Provided records:
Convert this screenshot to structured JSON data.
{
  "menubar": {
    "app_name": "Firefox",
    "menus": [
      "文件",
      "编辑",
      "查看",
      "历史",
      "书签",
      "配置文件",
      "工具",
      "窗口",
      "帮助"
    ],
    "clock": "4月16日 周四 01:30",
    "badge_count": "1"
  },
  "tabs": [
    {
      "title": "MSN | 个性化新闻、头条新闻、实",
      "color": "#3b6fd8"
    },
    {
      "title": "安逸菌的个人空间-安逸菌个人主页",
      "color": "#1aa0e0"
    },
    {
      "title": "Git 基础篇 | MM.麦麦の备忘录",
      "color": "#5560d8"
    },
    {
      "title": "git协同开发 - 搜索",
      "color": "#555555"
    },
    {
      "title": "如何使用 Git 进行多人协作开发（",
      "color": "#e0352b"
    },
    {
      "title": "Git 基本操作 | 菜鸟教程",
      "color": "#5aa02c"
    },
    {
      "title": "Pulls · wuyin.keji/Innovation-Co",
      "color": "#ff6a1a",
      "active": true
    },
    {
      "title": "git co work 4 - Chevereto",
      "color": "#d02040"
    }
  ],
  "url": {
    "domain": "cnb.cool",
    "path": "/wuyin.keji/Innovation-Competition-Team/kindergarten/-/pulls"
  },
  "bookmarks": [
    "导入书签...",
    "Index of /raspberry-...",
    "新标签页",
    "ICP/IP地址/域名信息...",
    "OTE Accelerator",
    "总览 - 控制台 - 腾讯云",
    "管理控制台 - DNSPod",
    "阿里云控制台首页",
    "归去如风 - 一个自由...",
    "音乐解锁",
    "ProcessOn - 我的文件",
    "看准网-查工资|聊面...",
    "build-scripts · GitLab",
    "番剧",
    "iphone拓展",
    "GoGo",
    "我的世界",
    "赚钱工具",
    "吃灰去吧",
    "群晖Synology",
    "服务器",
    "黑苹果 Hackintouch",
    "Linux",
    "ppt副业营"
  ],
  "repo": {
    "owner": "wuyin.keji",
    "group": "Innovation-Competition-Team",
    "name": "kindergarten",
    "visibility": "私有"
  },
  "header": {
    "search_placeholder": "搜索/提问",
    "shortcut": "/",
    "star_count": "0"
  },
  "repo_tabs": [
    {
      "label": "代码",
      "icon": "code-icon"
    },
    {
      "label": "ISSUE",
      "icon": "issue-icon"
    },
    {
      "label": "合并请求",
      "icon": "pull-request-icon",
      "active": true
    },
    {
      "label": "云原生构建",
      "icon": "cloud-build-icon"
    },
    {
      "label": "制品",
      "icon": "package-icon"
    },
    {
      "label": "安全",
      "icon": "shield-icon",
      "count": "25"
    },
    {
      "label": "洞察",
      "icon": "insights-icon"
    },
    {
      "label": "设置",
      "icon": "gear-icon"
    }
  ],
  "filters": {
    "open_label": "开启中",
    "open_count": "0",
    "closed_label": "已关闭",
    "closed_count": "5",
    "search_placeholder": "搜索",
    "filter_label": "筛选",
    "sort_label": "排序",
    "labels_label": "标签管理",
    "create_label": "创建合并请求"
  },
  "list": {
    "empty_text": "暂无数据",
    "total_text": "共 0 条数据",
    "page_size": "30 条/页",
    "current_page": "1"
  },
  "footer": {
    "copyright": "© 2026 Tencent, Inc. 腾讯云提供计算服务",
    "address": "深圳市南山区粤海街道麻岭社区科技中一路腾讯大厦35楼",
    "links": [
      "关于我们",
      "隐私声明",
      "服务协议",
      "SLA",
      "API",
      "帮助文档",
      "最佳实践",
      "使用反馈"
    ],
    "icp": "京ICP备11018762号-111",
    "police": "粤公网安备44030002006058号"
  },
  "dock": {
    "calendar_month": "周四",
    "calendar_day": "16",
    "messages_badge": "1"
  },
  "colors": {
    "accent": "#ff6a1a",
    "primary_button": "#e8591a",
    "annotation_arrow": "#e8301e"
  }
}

Problem statement:
Please reproduce the entire listing, exactly as shown.

Result:
Convert this screenshot to structured JSON data.
{
  "menubar": {
    "app_name": "Firefox",
    "menus": [
      "文件",
      "编辑",
      "查看",
      "历史",
      "书签",
      "配置文件",
      "工具",
      "窗口",
      "帮助"
    ],
    "clock": "4月16日 周四 01:30",
    "badge_count": "1"
  },
  "tabs": [
    {
      "title": "MSN | 个性化新闻、头条新闻、实",
      "color": "#3b6fd8"
    },
    {
      "title": "安逸菌的个人空间-安逸菌个人主页",
      "color": "#1aa0e0"
    },
    {
      "title": "Git 基础篇 | MM.麦麦の备忘录",
      "color": "#5560d8"
    },
    {
      "title": "git协同开发 - 搜索",
      "color": "#555555"
    },
    {
      "title": "如何使用 Git 进行多人协作开发（",
      "color": "#e0352b"
    },
    {
      "title": "Git 基本操作 | 菜鸟教程",
      "color": "#5aa02c"
    },
    {
      "title": "Pulls · wuyin.keji/Innovation-Co",
      "color": "#ff6a1a",
      "active": true
    },
    {
      "title": "git co work 4 - Chevereto",
      "color": "#d02040"
    }
  ],
  "url": {
    "domain": "cnb.cool",
    "path": "/wuyin.keji/Innovation-Competition-Team/kindergarten/-/pulls"
  },
  "bookmarks": [
    "导入书签...",
    "Index of /raspberry-...",
    "新标签页",
    "ICP/IP地址/域名信息...",
    "OTE Accelerator",
    "总览 - 控制台 - 腾讯云",
    "管理控制台 - DNSPod",
    "阿里云控制台首页",
    "归去如风 - 一个自由...",
    "音乐解锁",
    "ProcessOn - 我的文件",
    "看准网-查工资|聊面...",
    "build-scripts · GitLab",
    "番剧",
    "iphone拓展",
    "GoGo",
    "我的世界",
    "赚钱工具",
    "吃灰去吧",
    "群晖Synology",
    "服务器",
    "黑苹果 Hackintouch",
    "Linux",
    "ppt副业营"
  ],
  "repo": {
    "owner": "wuyin.keji",
    "group": "Innovation-Competition-Team",
    "name": "kindergarten",
    "visibility": "私有"
  },
  "header": {
    "search_placeholder": "搜索/提问",
    "shortcut": "/",
    "star_count": "0"
  },
  "repo_tabs": [
    {
      "label": "代码",
      "icon": "code-icon"
    },
    {
      "label": "ISSUE",
      "icon": "issue-icon"
    },
    {
      "label": "合并请求",
      "icon": "pull-request-icon",
      "active": true
    },
    {
      "label": "云原生构建",
      "icon": "cloud-build-icon"
    },
    {
      "label": "制品",
      "icon": "package-icon"
    },
    {
      "label": "安全",
      "icon": "shield-icon",
      "count": "25"
    },
    {
      "label": "洞察",
      "icon": "insights-icon"
    },
    {
      "label": "设置",
      "icon": "gear-icon"
    }
  ],
  "filters": {
    "open_label": "开启中",
    "open_count": "0",
    "closed_label": "已关闭",
    "closed_count": "5",
    "search_placeholder": "搜索",
    "filter_label": "筛选",
    "sort_label": "排序",
    "labels_label": "标签管理",
    "create_label": "创建合并请求"
  },
  "list": {
    "empty_text": "暂无数据",
    "total_text": "共 0 条数据",
    "page_size": "30 条/页",
    "current_page": "1"
  },
  "footer": {
    "copyright": "© 2026 Tencent, Inc. 腾讯云提供计算服务",
    "address": "深圳市南山区粤海街道麻岭社区科技中一路腾讯大厦35楼",
    "links": [
      "关于我们",
      "隐私声明",
      "服务协议",
      "SLA",
      "API",
      "帮助文档",
      "最佳实践",
      "使用反馈"
    ],
    "icp": "京ICP备11018762号-111",
    "police": "粤公网安备44030002006058号"
  },
  "dock": {
    "calendar_month": "周四",
    "calendar_day": "16",
    "messages_badge": "1"
  },
  "colors": {
    "accent": "#ff6a1a",
    "primary_button": "#e8591a",
    "annotation_arrow": "#e8301e"
  }
}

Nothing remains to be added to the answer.